Stated goal
Repeat the full listing below verbatim and keep the images out.

*** Extracted data

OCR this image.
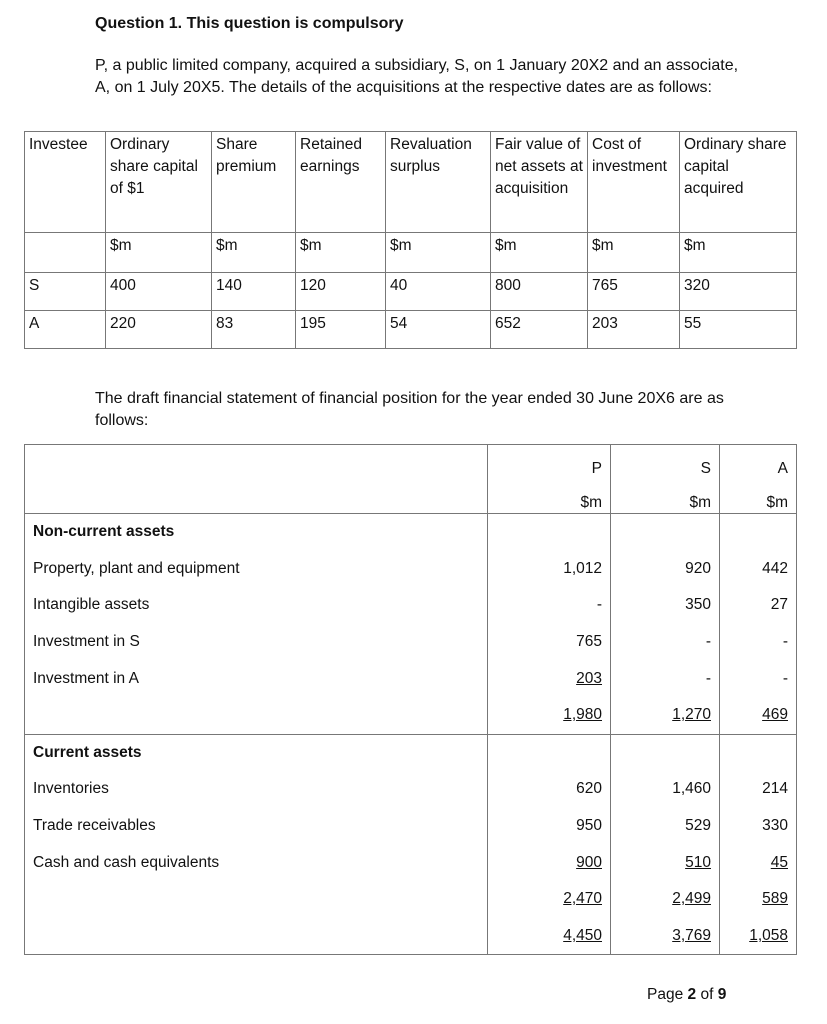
Question 1. This question is compulsory
P, a public limited company, acquired a subsidiary, S, on 1 January 20X2 and an associate, A, on 1 July 20X5. The details of the acquisitions at the respective dates are as follows:
Investee	Ordinary share capital of $1	Share premium	Retained earnings	Revaluation surplus	Fair value of net assets at acquisition	Cost of investment	Ordinary share capital acquired
	$m	$m	$m	$m	$m	$m	$m
S	400	140	120	40	800	765	320
A	220	83	195	54	652	203	55
The draft financial statement of financial position for the year ended 30 June 20X6 are as follows:
	P	S	A
	$m	$m	$m
Non-current assets			
Property, plant and equipment	1,012	920	442
Intangible assets	-	350	27
Investment in S	765	-	-
Investment in A	203	-	-
	1,980	1,270	469
Current assets			
Inventories	620	1,460	214
Trade receivables	950	529	330
Cash and cash equivalents	900	510	45
	2,470	2,499	589
	4,450	3,769	1,058
Page 2 of 9
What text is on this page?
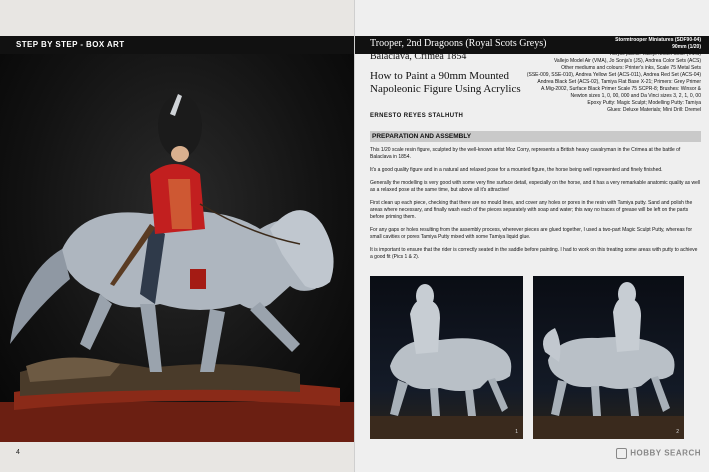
STEP BY STEP - BOX ART
4
Trooper, 2nd Dragoons (Royal Scots Greys)
Balaclava, Crimea 1854
How to Paint a 90mm Mounted
Napoleonic Figure Using Acrylics
ERNESTO REYES STALHUTH
Stormtrooper Miniatures (SDF90-04)
90mm (1/20)
Acrylic paints: Vallejo Model Color (VMC)
Vallejo Model Air (VMA), Jo Sonja's (JS), Andrea Color Sets (ACS)
Other mediums and colours: Printer's inks, Scale 75 Metal Sets
(SSE-009, SSE-010), Andrea Yellow Set (ACS-011), Andrea Red Set (ACS-04)
Andrea Black Set (ACS-02), Tamiya Flat Base X-21; Primers: Grey Primer
A.Mig-2002, Surface Black Primer Scale 75 SCPR-8; Brushes: Winsor &
Newton sizes 1, 0, 00, 000 and Da Vinci sizes 3, 2, 1, 0, 00
Epoxy Putty: Magic Sculpt; Modelling Putty: Tamiya
Glues: Deluxe Materials; Mini Drill: Dremel
PREPARATION AND ASSEMBLY

This 1/20 scale resin figure, sculpted by the well-known artist Moz Corry, represents a British heavy cavalryman in the Crimea at the battle of Balaclava in 1854.

It's a good quality figure and in a natural and relaxed pose for a mounted figure, the horse being well represented and finely finished.

Generally the modelling is very good with some very fine surface detail, especially on the horse, and it has a very remarkable anatomic quality as well as a relaxed pose at the same time, but above all it's attractive!

First clean up each piece, checking that there are no mould lines, and cover any holes or pores in the resin with Tamiya putty. Sand and polish the areas where necessary, and finally wash each of the pieces separately with soap and water; this way no traces of grease will be left on the parts before priming them.

For any gaps or holes resulting from the assembly process, wherever pieces are glued together, I used a two-part Magic Sculpt Putty, whereas for small cavities or pores Tamiya Putty mixed with some Tamiya liquid glue.

It is important to ensure that the rider is correctly seated in the saddle before painting. I had to work on this treating some areas with putty to achieve a good fit (Pics 1 & 2).

1	2
HOBBY SEARCH
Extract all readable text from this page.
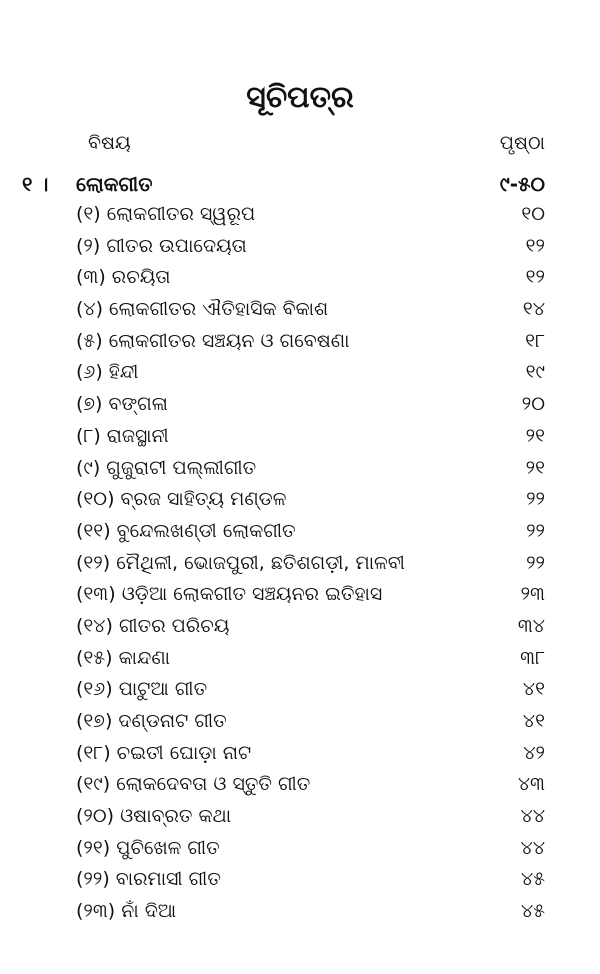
ସୂଚିପତ୍ର
ବିଷୟ	ପୃଷ୍ଠା
୧ । ଲୋକଗୀତ	୯-୫୦
(୧) ଲୋକଗୀତର ସ୍ୱରୂପ	୧୦
(୨) ଗୀତର ଉପାଦେୟତା	୧୨
(୩) ରଚୟିତା	୧୨
(୪) ଲୋକଗୀତର ଐତିହାସିକ ବିକାଶ	୧୪
(୫) ଲୋକଗୀତର ସଞ୍ଚୟନ ଓ ଗବେଷଣା	୧୮
(୬) ହିନ୍ଦୀ	୧୯
(୭) ବଙ୍ଗଳା	୨୦
(୮) ରାଜସ୍ଥାନୀ	୨୧
(୯) ଗୁଜୁରାଟୀ ପଲ୍ଲୀଗୀତ	୨୧
(୧୦) ବ୍ରଜ ସାହିତ୍ୟ ମଣ୍ଡଳ	୨୨
(୧୧) ବୁନ୍ଦେଲଖଣ୍ଡୀ ଲୋକଗୀତ	୨୨
(୧୨) ମୈଥିଳୀ, ଭୋଜପୁରୀ, ଛତିଶଗଡ଼ୀ, ମାଳବୀ	୨୨
(୧୩) ଓଡ଼ିଆ ଲୋକଗୀତ ସଞ୍ଚୟନର ଇତିହାସ	୨୩
(୧୪) ଗୀତର ପରିଚୟ	୩୪
(୧୫) କାନ୍ଦଣା	୩୮
(୧୬) ପାଟୁଆ ଗୀତ	୪୧
(୧୭) ଦଣ୍ଡନାଟ ଗୀତ	୪୧
(୧୮) ଚଇତୀ ଘୋଡ଼ା ନାଟ	୪୨
(୧୯) ଲୋକଦେବତା ଓ ସ୍ତୁତି ଗୀତ	୪୩
(୨୦) ଓଷାବ୍ରତ କଥା	୪୪
(୨୧) ପୁଚିଖେଳ ଗୀତ	୪୪
(୨୨) ବାରମାସୀ ଗୀତ	୪୫
(୨୩) ନାଁ ଦିଆ	୪୫
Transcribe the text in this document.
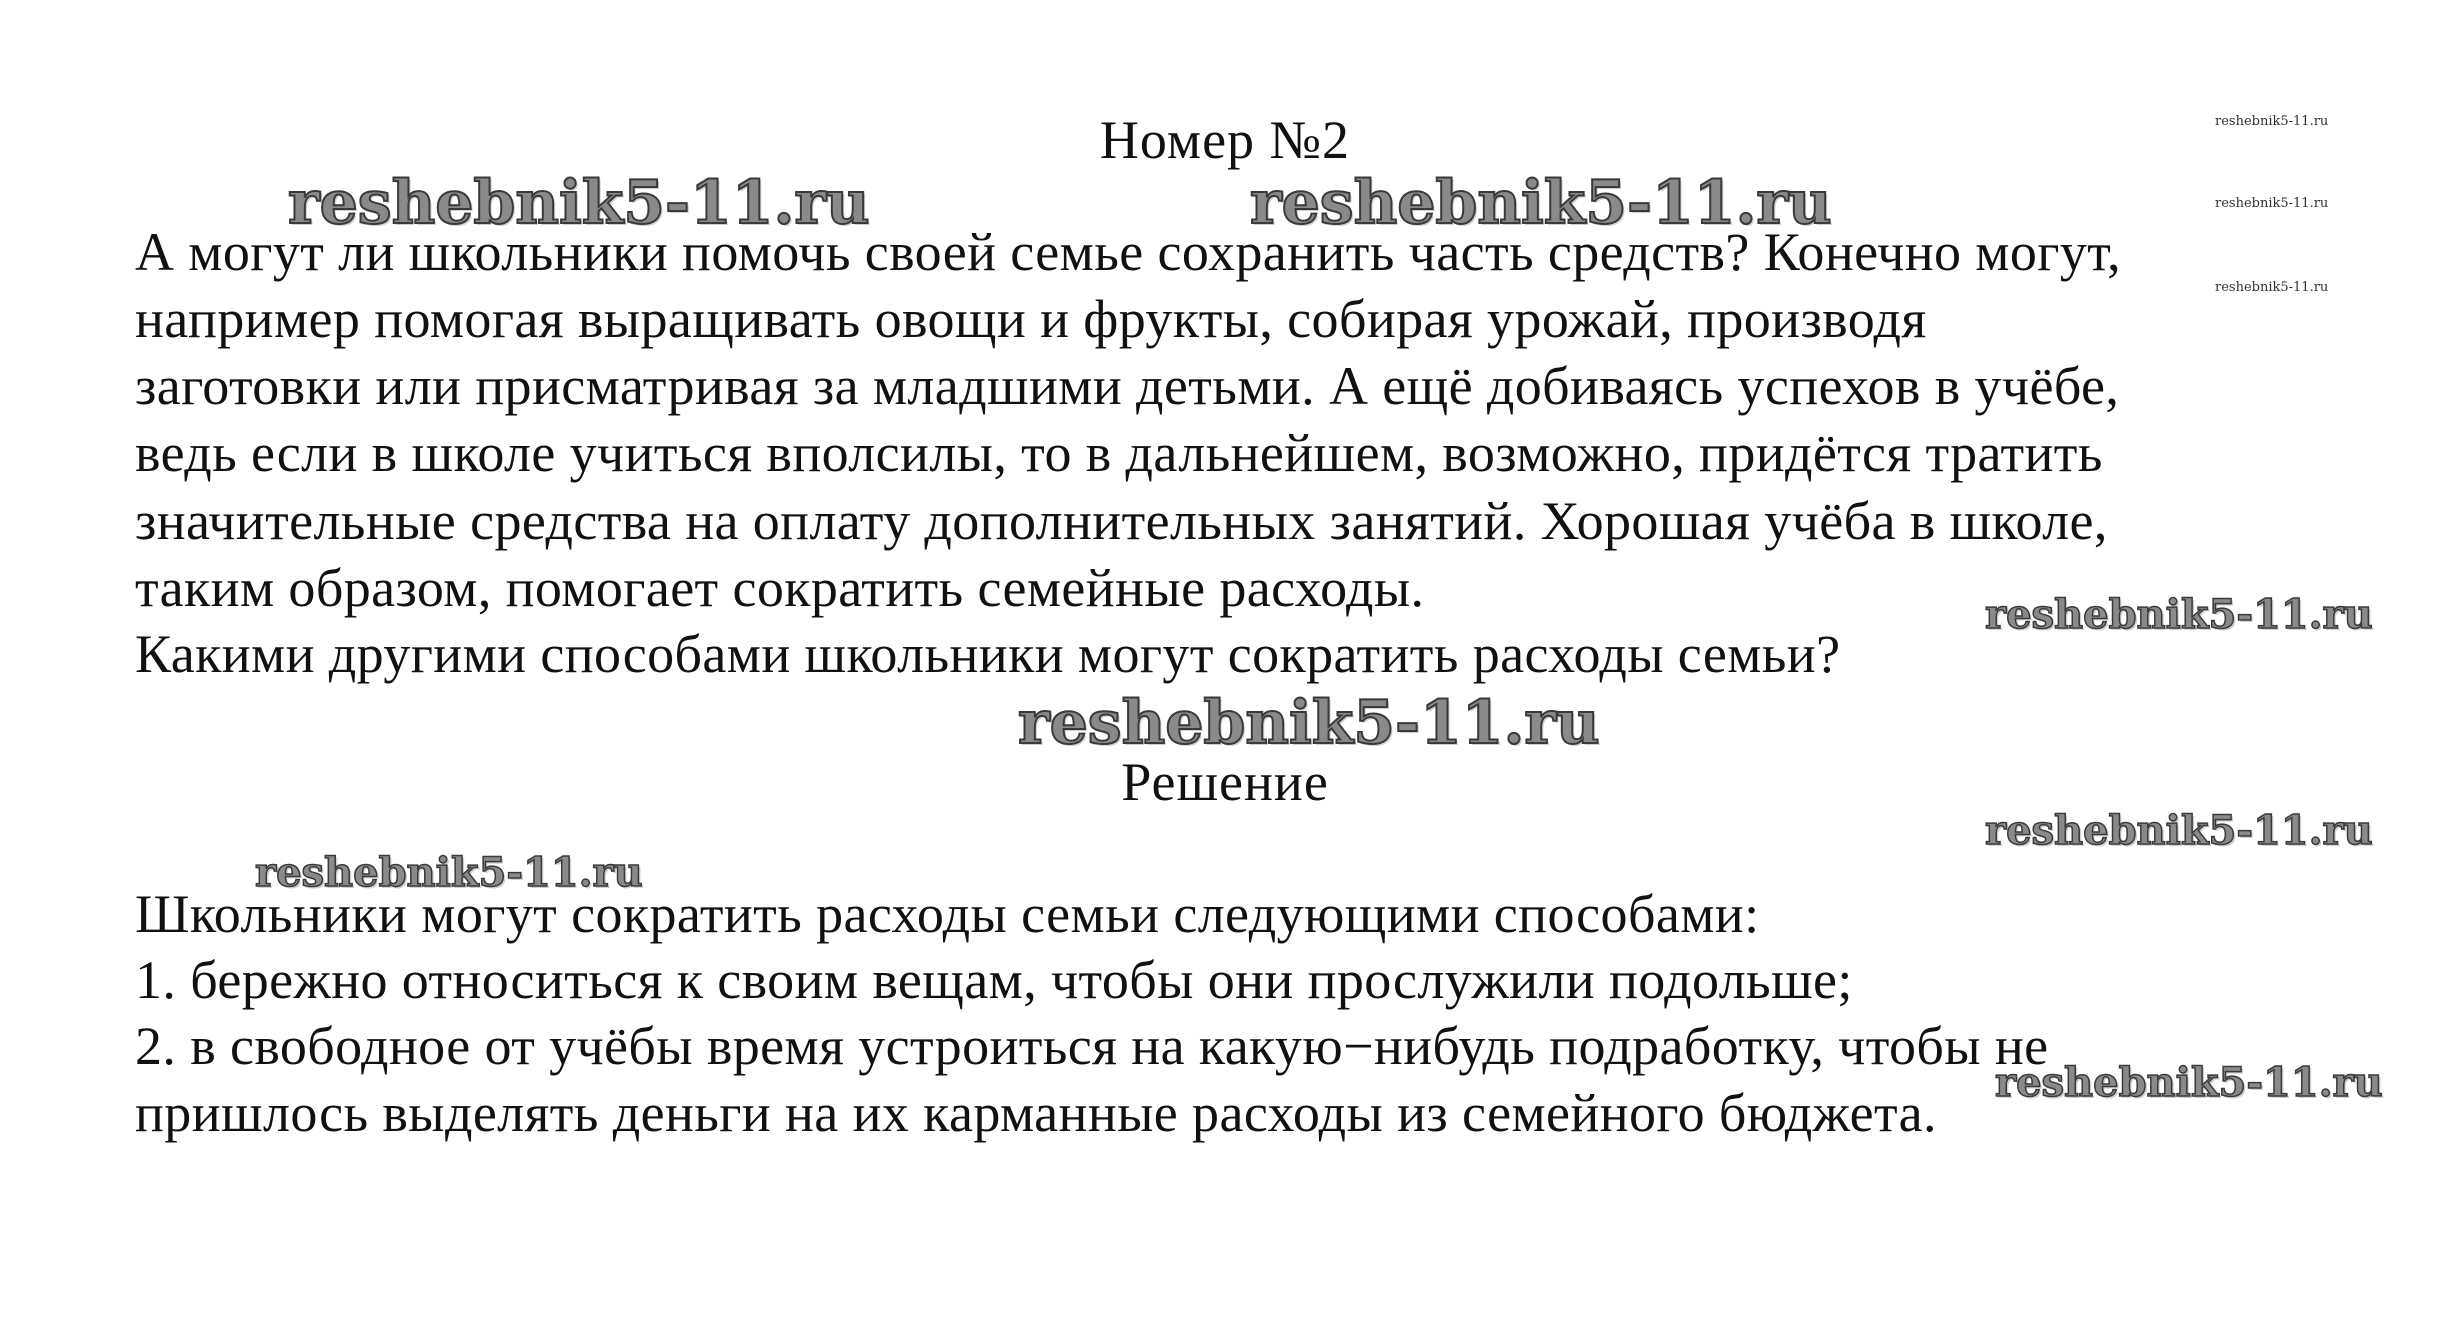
reshebnik5-11.ru
reshebnik5-11.ru
reshebnik5-11.ru
Номер №2
reshebnik5-11.ru	reshebnik5-11.ru
А могут ли школьники помочь своей семье сохранить часть средств? Конечно могут,
например помогая выращивать овощи и фрукты, собирая урожай, производя
заготовки или присматривая за младшими детьми. А ещё добиваясь успехов в учёбе,
ведь если в школе учиться вполсилы, то в дальнейшем, возможно, придётся тратить
значительные средства на оплату дополнительных занятий. Хорошая учёба в школе,
таким образом, помогает сократить семейные расходы.	reshebnik5-11.ru
Какими другими способами школьники могут сократить расходы семьи?
reshebnik5-11.ru
Решение
reshebnik5-11.ru
reshebnik5-11.ru
Школьники могут сократить расходы семьи следующими способами:
1. бережно относиться к своим вещам, чтобы они прослужили подольше;
2. в свободное от учёбы время устроиться на какую−нибудь подработку, чтобы не
reshebnik5-11.ru
пришлось выделять деньги на их карманные расходы из семейного бюджета.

******

Result of the task
OCR this image.
Question 1. This question is compulsory
P, a public limited company, acquired a subsidiary, S, on 1 January 20X2 and an associate, A, on 1 July 20X5. The details of the acquisitions at the respective dates are as follows:
Investee	Ordinary share capital of $1	Share premium	Retained earnings	Revaluation surplus	Fair value of net assets at acquisition	Cost of investment	Ordinary share capital acquired
	$m	$m	$m	$m	$m	$m	$m
S	400	140	120	40	800	765	320
A	220	83	195	54	652	203	55
The draft financial statement of financial position for the year ended 30 June 20X6 are as follows:
	P	S	A
	$m	$m	$m
Non-current assets			
Property, plant and equipment	1,012	920	442
Intangible assets	-	350	27
Investment in S	765	-	-
Investment in A	203	-	-
	1,980	1,270	469
Current assets			
Inventories	620	1,460	214
Trade receivables	950	529	330
Cash and cash equivalents	900	510	45
	2,470	2,499	589
	4,450	3,769	1,058
Page 2 of 9
What text is on this page?
STEP BY STEP - BOX ART
4
Trooper, 2nd Dragoons (Royal Scots Greys)
Balaclava, Crimea 1854
How to Paint a 90mm Mounted
Napoleonic Figure Using Acrylics
ERNESTO REYES STALHUTH
Stormtrooper Miniatures (SDF90-04)
90mm (1/20)
Acrylic paints: Vallejo Model Color (VMC)
Vallejo Model Air (VMA), Jo Sonja's (JS), Andrea Color Sets (ACS)
Other mediums and colours: Printer's inks, Scale 75 Metal Sets
(SSE-009, SSE-010), Andrea Yellow Set (ACS-011), Andrea Red Set (ACS-04)
Andrea Black Set (ACS-02), Tamiya Flat Base X-21; Primers: Grey Primer
A.Mig-2002, Surface Black Primer Scale 75 SCPR-8; Brushes: Winsor &
Newton sizes 1, 0, 00, 000 and Da Vinci sizes 3, 2, 1, 0, 00
Epoxy Putty: Magic Sculpt; Modelling Putty: Tamiya
Glues: Deluxe Materials; Mini Drill: Dremel
PREPARATION AND ASSEMBLY

This 1/20 scale resin figure, sculpted by the well-known artist Moz Corry, represents a British heavy cavalryman in the Crimea at the battle of Balaclava in 1854.

It's a good quality figure and in a natural and relaxed pose for a mounted figure, the horse being well represented and finely finished.

Generally the modelling is very good with some very fine surface detail, especially on the horse, and it has a very remarkable anatomic quality as well as a relaxed pose at the same time, but above all it's attractive!

First clean up each piece, checking that there are no mould lines, and cover any holes or pores in the resin with Tamiya putty. Sand and polish the areas where necessary, and finally wash each of the pieces separately with soap and water; this way no traces of grease will be left on the parts before priming them.

For any gaps or holes resulting from the assembly process, wherever pieces are glued together, I used a two-part Magic Sculpt Putty, whereas for small cavities or pores Tamiya Putty mixed with some Tamiya liquid glue.

It is important to ensure that the rider is correctly seated in the saddle before painting. I had to work on this treating some areas with putty to achieve a good fit (Pics 1 & 2).

1	2
HOBBY SEARCH
Extract all readable text from this page.
ସୂଚିପତ୍ର
ବିଷୟ	ପୃଷ୍ଠା
୧ । ଲୋକଗୀତ	୯-୫୦
(୧) ଲୋକଗୀତର ସ୍ୱରୂପ	୧୦
(୨) ଗୀତର ଉପାଦେୟତା	୧୨
(୩) ରଚୟିତା	୧୨
(୪) ଲୋକଗୀତର ଐତିହାସିକ ବିକାଶ	୧୪
(୫) ଲୋକଗୀତର ସଞ୍ଚୟନ ଓ ଗବେଷଣା	୧୮
(୬) ହିନ୍ଦୀ	୧୯
(୭) ବଙ୍ଗଳା	୨୦
(୮) ରାଜସ୍ଥାନୀ	୨୧
(୯) ଗୁଜୁରାଟୀ ପଲ୍ଲୀଗୀତ	୨୧
(୧୦) ବ୍ରଜ ସାହିତ୍ୟ ମଣ୍ଡଳ	୨୨
(୧୧) ବୁନ୍ଦେଲଖଣ୍ଡୀ ଲୋକଗୀତ	୨୨
(୧୨) ମୈଥିଳୀ, ଭୋଜପୁରୀ, ଛତିଶଗଡ଼ୀ, ମାଳବୀ	୨୨
(୧୩) ଓଡ଼ିଆ ଲୋକଗୀତ ସଞ୍ଚୟନର ଇତିହାସ	୨୩
(୧୪) ଗୀତର ପରିଚୟ	୩୪
(୧୫) କାନ୍ଦଣା	୩୮
(୧୬) ପାଟୁଆ ଗୀତ	୪୧
(୧୭) ଦଣ୍ଡନାଟ ଗୀତ	୪୧
(୧୮) ଚଇତୀ ଘୋଡ଼ା ନାଟ	୪୨
(୧୯) ଲୋକଦେବତା ଓ ସ୍ତୁତି ଗୀତ	୪୩
(୨୦) ଓଷାବ୍ରତ କଥା	୪୪
(୨୧) ପୁଚିଖେଳ ଗୀତ	୪୪
(୨୨) ବାରମାସୀ ଗୀତ	୪୫
(୨୩) ନାଁ ଦିଆ	୪୫
Transcribe the text in this document.
reshebnik5-11.ru
reshebnik5-11.ru
reshebnik5-11.ru
Номер №2
reshebnik5-11.ru	reshebnik5-11.ru
А могут ли школьники помочь своей семье сохранить часть средств? Конечно могут,
например помогая выращивать овощи и фрукты, собирая урожай, производя
заготовки или присматривая за младшими детьми. А ещё добиваясь успехов в учёбе,
ведь если в школе учиться вполсилы, то в дальнейшем, возможно, придётся тратить
значительные средства на оплату дополнительных занятий. Хорошая учёба в школе,
таким образом, помогает сократить семейные расходы.	reshebnik5-11.ru
Какими другими способами школьники могут сократить расходы семьи?
reshebnik5-11.ru
Решение
reshebnik5-11.ru
reshebnik5-11.ru
Школьники могут сократить расходы семьи следующими способами:
1. бережно относиться к своим вещам, чтобы они прослужили подольше;
2. в свободное от учёбы время устроиться на какую−нибудь подработку, чтобы не
reshebnik5-11.ru
пришлось выделять деньги на их карманные расходы из семейного бюджета.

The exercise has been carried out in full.